Each entry below should be reproduced character for character.

= Records to use =
- - - - -
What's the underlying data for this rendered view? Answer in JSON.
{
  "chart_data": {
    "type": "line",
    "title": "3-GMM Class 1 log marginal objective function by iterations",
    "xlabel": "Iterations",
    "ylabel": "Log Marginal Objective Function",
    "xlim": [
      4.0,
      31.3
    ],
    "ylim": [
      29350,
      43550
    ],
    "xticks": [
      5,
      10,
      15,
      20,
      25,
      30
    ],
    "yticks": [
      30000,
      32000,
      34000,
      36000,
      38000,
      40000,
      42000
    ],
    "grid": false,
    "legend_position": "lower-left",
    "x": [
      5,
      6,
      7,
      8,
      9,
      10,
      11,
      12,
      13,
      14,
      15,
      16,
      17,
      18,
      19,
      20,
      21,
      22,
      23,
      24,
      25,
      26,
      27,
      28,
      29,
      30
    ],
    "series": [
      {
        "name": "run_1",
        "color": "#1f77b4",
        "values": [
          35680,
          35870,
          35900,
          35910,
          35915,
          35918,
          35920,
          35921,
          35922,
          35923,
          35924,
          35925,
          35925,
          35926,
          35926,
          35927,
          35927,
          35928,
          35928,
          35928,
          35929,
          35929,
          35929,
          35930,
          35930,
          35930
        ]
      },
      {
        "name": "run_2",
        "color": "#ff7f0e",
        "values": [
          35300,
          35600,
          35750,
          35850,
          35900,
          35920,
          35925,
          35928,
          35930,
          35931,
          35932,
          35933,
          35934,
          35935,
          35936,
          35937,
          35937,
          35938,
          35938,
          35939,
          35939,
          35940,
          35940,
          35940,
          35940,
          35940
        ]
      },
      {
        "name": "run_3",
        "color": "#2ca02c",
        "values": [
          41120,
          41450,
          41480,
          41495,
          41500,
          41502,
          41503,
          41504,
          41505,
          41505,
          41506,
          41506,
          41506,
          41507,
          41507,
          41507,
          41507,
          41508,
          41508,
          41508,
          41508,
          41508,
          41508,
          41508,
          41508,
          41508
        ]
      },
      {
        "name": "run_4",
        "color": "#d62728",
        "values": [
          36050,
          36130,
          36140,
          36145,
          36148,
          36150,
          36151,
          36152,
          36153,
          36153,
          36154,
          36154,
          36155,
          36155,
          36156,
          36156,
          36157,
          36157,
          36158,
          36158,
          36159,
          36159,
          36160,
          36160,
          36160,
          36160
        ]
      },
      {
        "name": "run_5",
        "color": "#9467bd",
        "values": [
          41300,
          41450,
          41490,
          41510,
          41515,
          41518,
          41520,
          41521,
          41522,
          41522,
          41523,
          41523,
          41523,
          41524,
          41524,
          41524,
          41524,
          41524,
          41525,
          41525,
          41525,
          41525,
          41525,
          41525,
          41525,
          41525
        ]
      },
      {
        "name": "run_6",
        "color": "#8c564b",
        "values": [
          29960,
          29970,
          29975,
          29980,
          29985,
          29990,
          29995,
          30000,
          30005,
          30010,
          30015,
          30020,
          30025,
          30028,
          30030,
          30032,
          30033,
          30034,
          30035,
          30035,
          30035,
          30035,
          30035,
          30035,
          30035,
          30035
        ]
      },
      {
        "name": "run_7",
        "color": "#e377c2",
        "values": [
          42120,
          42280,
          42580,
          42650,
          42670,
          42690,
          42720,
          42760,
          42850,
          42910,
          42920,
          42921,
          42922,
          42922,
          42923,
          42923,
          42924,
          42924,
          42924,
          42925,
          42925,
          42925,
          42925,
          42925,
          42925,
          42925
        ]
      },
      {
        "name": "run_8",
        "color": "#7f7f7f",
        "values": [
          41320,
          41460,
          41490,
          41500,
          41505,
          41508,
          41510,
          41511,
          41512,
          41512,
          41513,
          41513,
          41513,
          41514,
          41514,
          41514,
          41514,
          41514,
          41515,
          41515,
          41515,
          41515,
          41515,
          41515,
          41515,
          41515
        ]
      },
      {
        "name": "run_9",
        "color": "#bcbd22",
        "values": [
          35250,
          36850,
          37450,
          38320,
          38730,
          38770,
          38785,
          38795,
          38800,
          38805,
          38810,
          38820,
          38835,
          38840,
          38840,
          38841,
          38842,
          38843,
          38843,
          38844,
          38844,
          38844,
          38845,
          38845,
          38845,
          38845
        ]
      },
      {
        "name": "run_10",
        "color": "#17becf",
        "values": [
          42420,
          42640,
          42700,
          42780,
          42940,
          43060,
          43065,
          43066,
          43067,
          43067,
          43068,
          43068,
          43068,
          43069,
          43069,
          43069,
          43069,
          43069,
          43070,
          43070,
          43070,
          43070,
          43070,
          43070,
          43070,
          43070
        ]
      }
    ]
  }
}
- - - - -
= Written answer =
What's the underlying data for this rendered view? Answer in JSON.
{
  "chart_data": {
    "type": "line",
    "title": "3-GMM Class 1 log marginal objective function by iterations",
    "xlabel": "Iterations",
    "ylabel": "Log Marginal Objective Function",
    "xlim": [
      4.0,
      31.3
    ],
    "ylim": [
      29350,
      43550
    ],
    "xticks": [
      5,
      10,
      15,
      20,
      25,
      30
    ],
    "yticks": [
      30000,
      32000,
      34000,
      36000,
      38000,
      40000,
      42000
    ],
    "grid": false,
    "legend_position": "lower-left",
    "x": [
      5,
      6,
      7,
      8,
      9,
      10,
      11,
      12,
      13,
      14,
      15,
      16,
      17,
      18,
      19,
      20,
      21,
      22,
      23,
      24,
      25,
      26,
      27,
      28,
      29,
      30
    ],
    "series": [
      {
        "name": "run_1",
        "color": "#1f77b4",
        "values": [
          35680,
          35870,
          35900,
          35910,
          35915,
          35918,
          35920,
          35921,
          35922,
          35923,
          35924,
          35925,
          35925,
          35926,
          35926,
          35927,
          35927,
          35928,
          35928,
          35928,
          35929,
          35929,
          35929,
          35930,
          35930,
          35930
        ]
      },
      {
        "name": "run_2",
        "color": "#ff7f0e",
        "values": [
          35300,
          35600,
          35750,
          35850,
          35900,
          35920,
          35925,
          35928,
          35930,
          35931,
          35932,
          35933,
          35934,
          35935,
          35936,
          35937,
          35937,
          35938,
          35938,
          35939,
          35939,
          35940,
          35940,
          35940,
          35940,
          35940
        ]
      },
      {
        "name": "run_3",
        "color": "#2ca02c",
        "values": [
          41120,
          41450,
          41480,
          41495,
          41500,
          41502,
          41503,
          41504,
          41505,
          41505,
          41506,
          41506,
          41506,
          41507,
          41507,
          41507,
          41507,
          41508,
          41508,
          41508,
          41508,
          41508,
          41508,
          41508,
          41508,
          41508
        ]
      },
      {
        "name": "run_4",
        "color": "#d62728",
        "values": [
          36050,
          36130,
          36140,
          36145,
          36148,
          36150,
          36151,
          36152,
          36153,
          36153,
          36154,
          36154,
          36155,
          36155,
          36156,
          36156,
          36157,
          36157,
          36158,
          36158,
          36159,
          36159,
          36160,
          36160,
          36160,
          36160
        ]
      },
      {
        "name": "run_5",
        "color": "#9467bd",
        "values": [
          41300,
          41450,
          41490,
          41510,
          41515,
          41518,
          41520,
          41521,
          41522,
          41522,
          41523,
          41523,
          41523,
          41524,
          41524,
          41524,
          41524,
          41524,
          41525,
          41525,
          41525,
          41525,
          41525,
          41525,
          41525,
          41525
        ]
      },
      {
        "name": "run_6",
        "color": "#8c564b",
        "values": [
          29960,
          29970,
          29975,
          29980,
          29985,
          29990,
          29995,
          30000,
          30005,
          30010,
          30015,
          30020,
          30025,
          30028,
          30030,
          30032,
          30033,
          30034,
          30035,
          30035,
          30035,
          30035,
          30035,
          30035,
          30035,
          30035
        ]
      },
      {
        "name": "run_7",
        "color": "#e377c2",
        "values": [
          42120,
          42280,
          42580,
          42650,
          42670,
          42690,
          42720,
          42760,
          42850,
          42910,
          42920,
          42921,
          42922,
          42922,
          42923,
          42923,
          42924,
          42924,
          42924,
          42925,
          42925,
          42925,
          42925,
          42925,
          42925,
          42925
        ]
      },
      {
        "name": "run_8",
        "color": "#7f7f7f",
        "values": [
          41320,
          41460,
          41490,
          41500,
          41505,
          41508,
          41510,
          41511,
          41512,
          41512,
          41513,
          41513,
          41513,
          41514,
          41514,
          41514,
          41514,
          41514,
          41515,
          41515,
          41515,
          41515,
          41515,
          41515,
          41515,
          41515
        ]
      },
      {
        "name": "run_9",
        "color": "#bcbd22",
        "values": [
          35250,
          36850,
          37450,
          38320,
          38730,
          38770,
          38785,
          38795,
          38800,
          38805,
          38810,
          38820,
          38835,
          38840,
          38840,
          38841,
          38842,
          38843,
          38843,
          38844,
          38844,
          38844,
          38845,
          38845,
          38845,
          38845
        ]
      },
      {
        "name": "run_10",
        "color": "#17becf",
        "values": [
          42420,
          42640,
          42700,
          42780,
          42940,
          43060,
          43065,
          43066,
          43067,
          43067,
          43068,
          43068,
          43068,
          43069,
          43069,
          43069,
          43069,
          43069,
          43070,
          43070,
          43070,
          43070,
          43070,
          43070,
          43070,
          43070
        ]
      }
    ]
  }
}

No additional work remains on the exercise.